__Required task__: Give the material once more, word for word, without any images.

(Items from a dataset)
|---|
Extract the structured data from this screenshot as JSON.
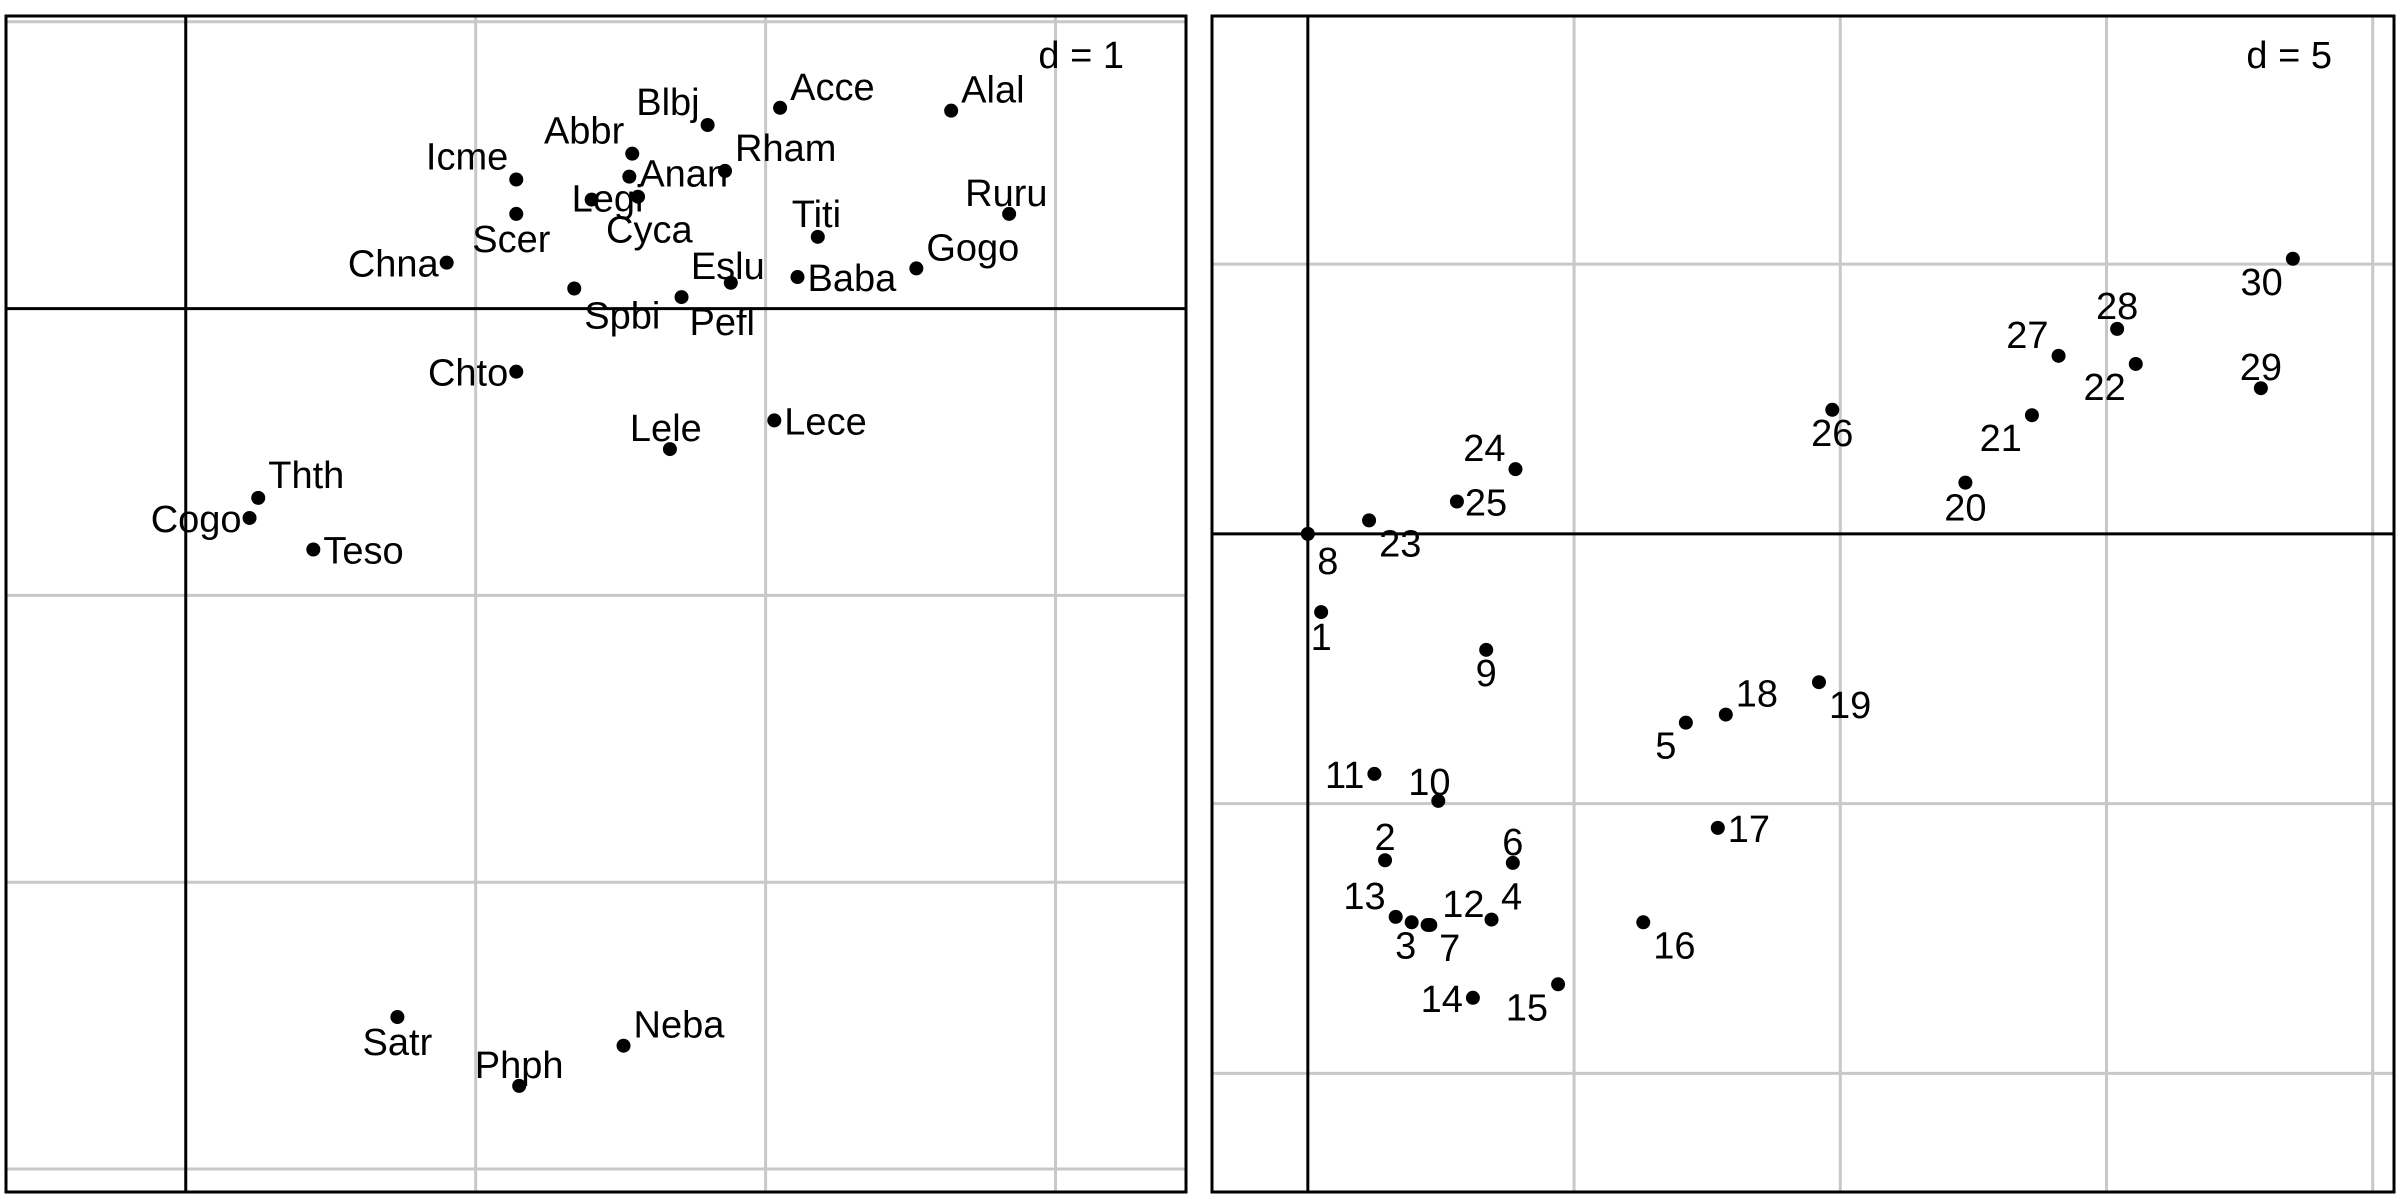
{
  "chart_data": [
    {
      "type": "scatter",
      "grid_label": "d = 1",
      "grid": true,
      "xlim": [
        -0.62,
        3.45
      ],
      "ylim": [
        -3.08,
        1.02
      ],
      "points": [
        {
          "label": "Alal",
          "x": 2.64,
          "y": 0.69
        },
        {
          "label": "Acce",
          "x": 2.05,
          "y": 0.7
        },
        {
          "label": "Blbj",
          "x": 1.8,
          "y": 0.64
        },
        {
          "label": "Rham",
          "x": 1.86,
          "y": 0.48
        },
        {
          "label": "Abbr",
          "x": 1.54,
          "y": 0.54
        },
        {
          "label": "Icme",
          "x": 1.14,
          "y": 0.45
        },
        {
          "label": "Anan",
          "x": 1.53,
          "y": 0.46
        },
        {
          "label": "Legi",
          "x": 1.4,
          "y": 0.38
        },
        {
          "label": "Cyca",
          "x": 1.56,
          "y": 0.39
        },
        {
          "label": "Ruru",
          "x": 2.84,
          "y": 0.33
        },
        {
          "label": "Scer",
          "x": 1.14,
          "y": 0.33
        },
        {
          "label": "Titi",
          "x": 2.18,
          "y": 0.25
        },
        {
          "label": "Chna",
          "x": 0.9,
          "y": 0.16
        },
        {
          "label": "Gogo",
          "x": 2.52,
          "y": 0.14
        },
        {
          "label": "Eslu",
          "x": 1.88,
          "y": 0.09
        },
        {
          "label": "Baba",
          "x": 2.11,
          "y": 0.11
        },
        {
          "label": "Spbi",
          "x": 1.34,
          "y": 0.07
        },
        {
          "label": "Pefl",
          "x": 1.71,
          "y": 0.04
        },
        {
          "label": "Chto",
          "x": 1.14,
          "y": -0.22
        },
        {
          "label": "Lece",
          "x": 2.03,
          "y": -0.39
        },
        {
          "label": "Lele",
          "x": 1.67,
          "y": -0.49
        },
        {
          "label": "Thth",
          "x": 0.25,
          "y": -0.66
        },
        {
          "label": "Cogo",
          "x": 0.22,
          "y": -0.73
        },
        {
          "label": "Teso",
          "x": 0.44,
          "y": -0.84
        },
        {
          "label": "Satr",
          "x": 0.73,
          "y": -2.47
        },
        {
          "label": "Neba",
          "x": 1.51,
          "y": -2.57
        },
        {
          "label": "Phph",
          "x": 1.15,
          "y": -2.71
        }
      ]
    },
    {
      "type": "scatter",
      "grid_label": "d = 5",
      "grid": true,
      "xlim": [
        -1.8,
        20.4
      ],
      "ylim": [
        -12.2,
        9.6
      ],
      "points": [
        {
          "label": "1",
          "x": 0.25,
          "y": -1.45
        },
        {
          "label": "2",
          "x": 1.45,
          "y": -6.05
        },
        {
          "label": "3",
          "x": 1.95,
          "y": -7.2
        },
        {
          "label": "4",
          "x": 3.45,
          "y": -7.15
        },
        {
          "label": "5",
          "x": 7.1,
          "y": -3.5
        },
        {
          "label": "6",
          "x": 3.85,
          "y": -6.1
        },
        {
          "label": "7",
          "x": 2.25,
          "y": -7.25
        },
        {
          "label": "8",
          "x": 0.0,
          "y": 0.0
        },
        {
          "label": "9",
          "x": 3.35,
          "y": -2.15
        },
        {
          "label": "10",
          "x": 2.45,
          "y": -4.95
        },
        {
          "label": "11",
          "x": 1.25,
          "y": -4.45
        },
        {
          "label": "12",
          "x": 2.3,
          "y": -7.25
        },
        {
          "label": "13",
          "x": 1.65,
          "y": -7.1
        },
        {
          "label": "14",
          "x": 3.1,
          "y": -8.6
        },
        {
          "label": "15",
          "x": 4.7,
          "y": -8.35
        },
        {
          "label": "16",
          "x": 6.3,
          "y": -7.2
        },
        {
          "label": "17",
          "x": 7.7,
          "y": -5.45
        },
        {
          "label": "18",
          "x": 7.85,
          "y": -3.35
        },
        {
          "label": "19",
          "x": 9.6,
          "y": -2.75
        },
        {
          "label": "20",
          "x": 12.35,
          "y": 0.95
        },
        {
          "label": "21",
          "x": 13.6,
          "y": 2.2
        },
        {
          "label": "22",
          "x": 15.55,
          "y": 3.15
        },
        {
          "label": "23",
          "x": 1.15,
          "y": 0.25
        },
        {
          "label": "24",
          "x": 3.9,
          "y": 1.2
        },
        {
          "label": "25",
          "x": 2.8,
          "y": 0.6
        },
        {
          "label": "26",
          "x": 9.85,
          "y": 2.3
        },
        {
          "label": "27",
          "x": 14.1,
          "y": 3.3
        },
        {
          "label": "28",
          "x": 15.2,
          "y": 3.8
        },
        {
          "label": "29",
          "x": 17.9,
          "y": 2.7
        },
        {
          "label": "30",
          "x": 18.5,
          "y": 5.1
        }
      ]
    }
  ]
}
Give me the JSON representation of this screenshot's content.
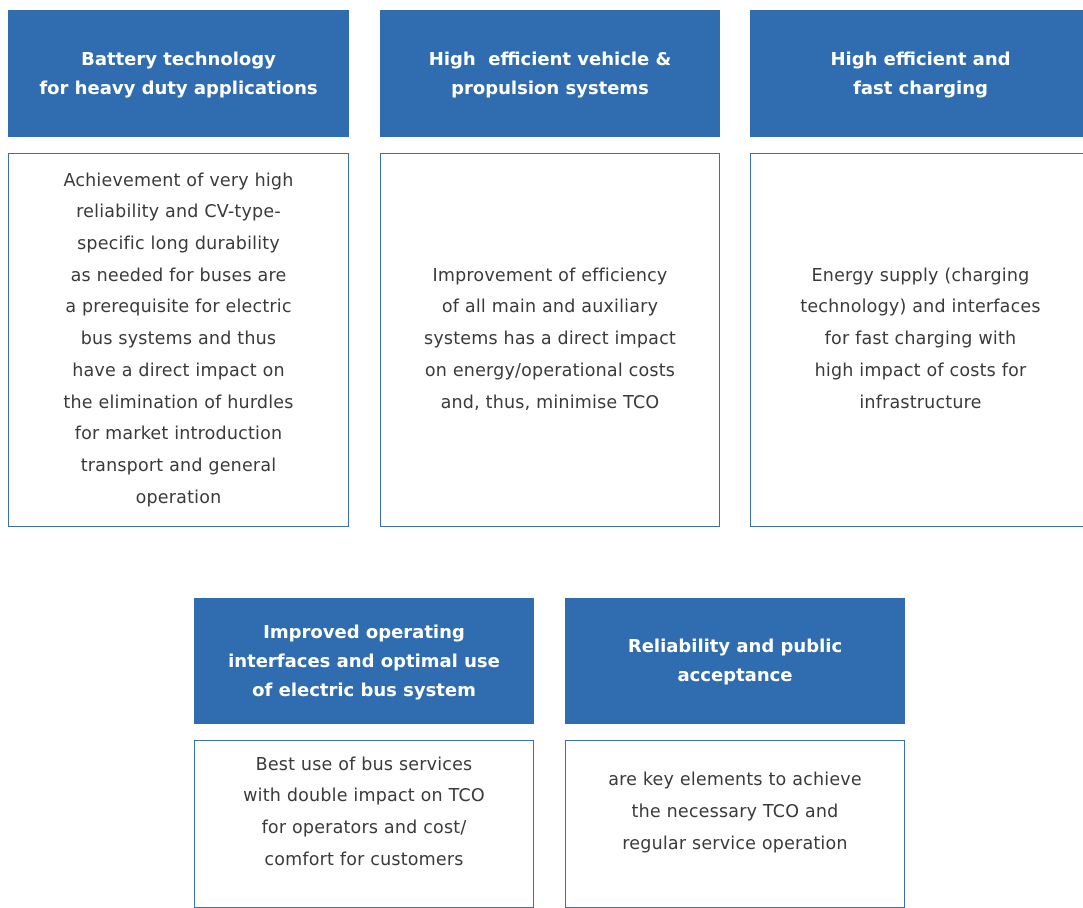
{
  "cards": [
    {
      "header": [
        "Battery technology",
        "for heavy duty applications"
      ],
      "body": [
        "Achievement of very high",
        "reliability and CV-type-",
        "specific long durability",
        "as needed for buses are",
        "a prerequisite for electric",
        "bus systems and thus",
        "have a direct impact on",
        "the elimination of hurdles",
        "for market introduction",
        "transport and general",
        "operation"
      ]
    },
    {
      "header": [
        "High  efficient vehicle &",
        "propulsion systems"
      ],
      "body": [
        "Improvement of efficiency",
        "of all main and auxiliary",
        "systems has a direct impact",
        "on energy/operational costs",
        "and, thus, minimise TCO"
      ]
    },
    {
      "header": [
        "High efficient and",
        "fast charging"
      ],
      "body": [
        "Energy supply (charging",
        "technology) and interfaces",
        "for fast charging with",
        "high impact of costs for",
        "infrastructure"
      ]
    },
    {
      "header": [
        "Improved operating",
        "interfaces and optimal use",
        "of electric bus system"
      ],
      "body": [
        "Best use of bus services",
        "with double impact on TCO",
        "for operators and cost/",
        "comfort for customers"
      ]
    },
    {
      "header": [
        "Reliability and public",
        "acceptance"
      ],
      "body": [
        "are key elements to achieve",
        "the necessary TCO and",
        "regular service operation"
      ]
    }
  ]
}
|---|
__Exercise output__:
Extract the structured data from this screenshot as JSON.
{
  "chart_data": [
    {
      "type": "scatter",
      "grid_label": "d = 1",
      "grid": true,
      "xlim": [
        -0.62,
        3.45
      ],
      "ylim": [
        -3.08,
        1.02
      ],
      "points": [
        {
          "label": "Alal",
          "x": 2.64,
          "y": 0.69
        },
        {
          "label": "Acce",
          "x": 2.05,
          "y": 0.7
        },
        {
          "label": "Blbj",
          "x": 1.8,
          "y": 0.64
        },
        {
          "label": "Rham",
          "x": 1.86,
          "y": 0.48
        },
        {
          "label": "Abbr",
          "x": 1.54,
          "y": 0.54
        },
        {
          "label": "Icme",
          "x": 1.14,
          "y": 0.45
        },
        {
          "label": "Anan",
          "x": 1.53,
          "y": 0.46
        },
        {
          "label": "Legi",
          "x": 1.4,
          "y": 0.38
        },
        {
          "label": "Cyca",
          "x": 1.56,
          "y": 0.39
        },
        {
          "label": "Ruru",
          "x": 2.84,
          "y": 0.33
        },
        {
          "label": "Scer",
          "x": 1.14,
          "y": 0.33
        },
        {
          "label": "Titi",
          "x": 2.18,
          "y": 0.25
        },
        {
          "label": "Chna",
          "x": 0.9,
          "y": 0.16
        },
        {
          "label": "Gogo",
          "x": 2.52,
          "y": 0.14
        },
        {
          "label": "Eslu",
          "x": 1.88,
          "y": 0.09
        },
        {
          "label": "Baba",
          "x": 2.11,
          "y": 0.11
        },
        {
          "label": "Spbi",
          "x": 1.34,
          "y": 0.07
        },
        {
          "label": "Pefl",
          "x": 1.71,
          "y": 0.04
        },
        {
          "label": "Chto",
          "x": 1.14,
          "y": -0.22
        },
        {
          "label": "Lece",
          "x": 2.03,
          "y": -0.39
        },
        {
          "label": "Lele",
          "x": 1.67,
          "y": -0.49
        },
        {
          "label": "Thth",
          "x": 0.25,
          "y": -0.66
        },
        {
          "label": "Cogo",
          "x": 0.22,
          "y": -0.73
        },
        {
          "label": "Teso",
          "x": 0.44,
          "y": -0.84
        },
        {
          "label": "Satr",
          "x": 0.73,
          "y": -2.47
        },
        {
          "label": "Neba",
          "x": 1.51,
          "y": -2.57
        },
        {
          "label": "Phph",
          "x": 1.15,
          "y": -2.71
        }
      ]
    },
    {
      "type": "scatter",
      "grid_label": "d = 5",
      "grid": true,
      "xlim": [
        -1.8,
        20.4
      ],
      "ylim": [
        -12.2,
        9.6
      ],
      "points": [
        {
          "label": "1",
          "x": 0.25,
          "y": -1.45
        },
        {
          "label": "2",
          "x": 1.45,
          "y": -6.05
        },
        {
          "label": "3",
          "x": 1.95,
          "y": -7.2
        },
        {
          "label": "4",
          "x": 3.45,
          "y": -7.15
        },
        {
          "label": "5",
          "x": 7.1,
          "y": -3.5
        },
        {
          "label": "6",
          "x": 3.85,
          "y": -6.1
        },
        {
          "label": "7",
          "x": 2.25,
          "y": -7.25
        },
        {
          "label": "8",
          "x": 0.0,
          "y": 0.0
        },
        {
          "label": "9",
          "x": 3.35,
          "y": -2.15
        },
        {
          "label": "10",
          "x": 2.45,
          "y": -4.95
        },
        {
          "label": "11",
          "x": 1.25,
          "y": -4.45
        },
        {
          "label": "12",
          "x": 2.3,
          "y": -7.25
        },
        {
          "label": "13",
          "x": 1.65,
          "y": -7.1
        },
        {
          "label": "14",
          "x": 3.1,
          "y": -8.6
        },
        {
          "label": "15",
          "x": 4.7,
          "y": -8.35
        },
        {
          "label": "16",
          "x": 6.3,
          "y": -7.2
        },
        {
          "label": "17",
          "x": 7.7,
          "y": -5.45
        },
        {
          "label": "18",
          "x": 7.85,
          "y": -3.35
        },
        {
          "label": "19",
          "x": 9.6,
          "y": -2.75
        },
        {
          "label": "20",
          "x": 12.35,
          "y": 0.95
        },
        {
          "label": "21",
          "x": 13.6,
          "y": 2.2
        },
        {
          "label": "22",
          "x": 15.55,
          "y": 3.15
        },
        {
          "label": "23",
          "x": 1.15,
          "y": 0.25
        },
        {
          "label": "24",
          "x": 3.9,
          "y": 1.2
        },
        {
          "label": "25",
          "x": 2.8,
          "y": 0.6
        },
        {
          "label": "26",
          "x": 9.85,
          "y": 2.3
        },
        {
          "label": "27",
          "x": 14.1,
          "y": 3.3
        },
        {
          "label": "28",
          "x": 15.2,
          "y": 3.8
        },
        {
          "label": "29",
          "x": 17.9,
          "y": 2.7
        },
        {
          "label": "30",
          "x": 18.5,
          "y": 5.1
        }
      ]
    }
  ]
}
Give me the JSON representation of this screenshot's content.
{
  "cards": [
    {
      "header": [
        "Battery technology",
        "for heavy duty applications"
      ],
      "body": [
        "Achievement of very high",
        "reliability and CV-type-",
        "specific long durability",
        "as needed for buses are",
        "a prerequisite for electric",
        "bus systems and thus",
        "have a direct impact on",
        "the elimination of hurdles",
        "for market introduction",
        "transport and general",
        "operation"
      ]
    },
    {
      "header": [
        "High  efficient vehicle &",
        "propulsion systems"
      ],
      "body": [
        "Improvement of efficiency",
        "of all main and auxiliary",
        "systems has a direct impact",
        "on energy/operational costs",
        "and, thus, minimise TCO"
      ]
    },
    {
      "header": [
        "High efficient and",
        "fast charging"
      ],
      "body": [
        "Energy supply (charging",
        "technology) and interfaces",
        "for fast charging with",
        "high impact of costs for",
        "infrastructure"
      ]
    },
    {
      "header": [
        "Improved operating",
        "interfaces and optimal use",
        "of electric bus system"
      ],
      "body": [
        "Best use of bus services",
        "with double impact on TCO",
        "for operators and cost/",
        "comfort for customers"
      ]
    },
    {
      "header": [
        "Reliability and public",
        "acceptance"
      ],
      "body": [
        "are key elements to achieve",
        "the necessary TCO and",
        "regular service operation"
      ]
    }
  ]
}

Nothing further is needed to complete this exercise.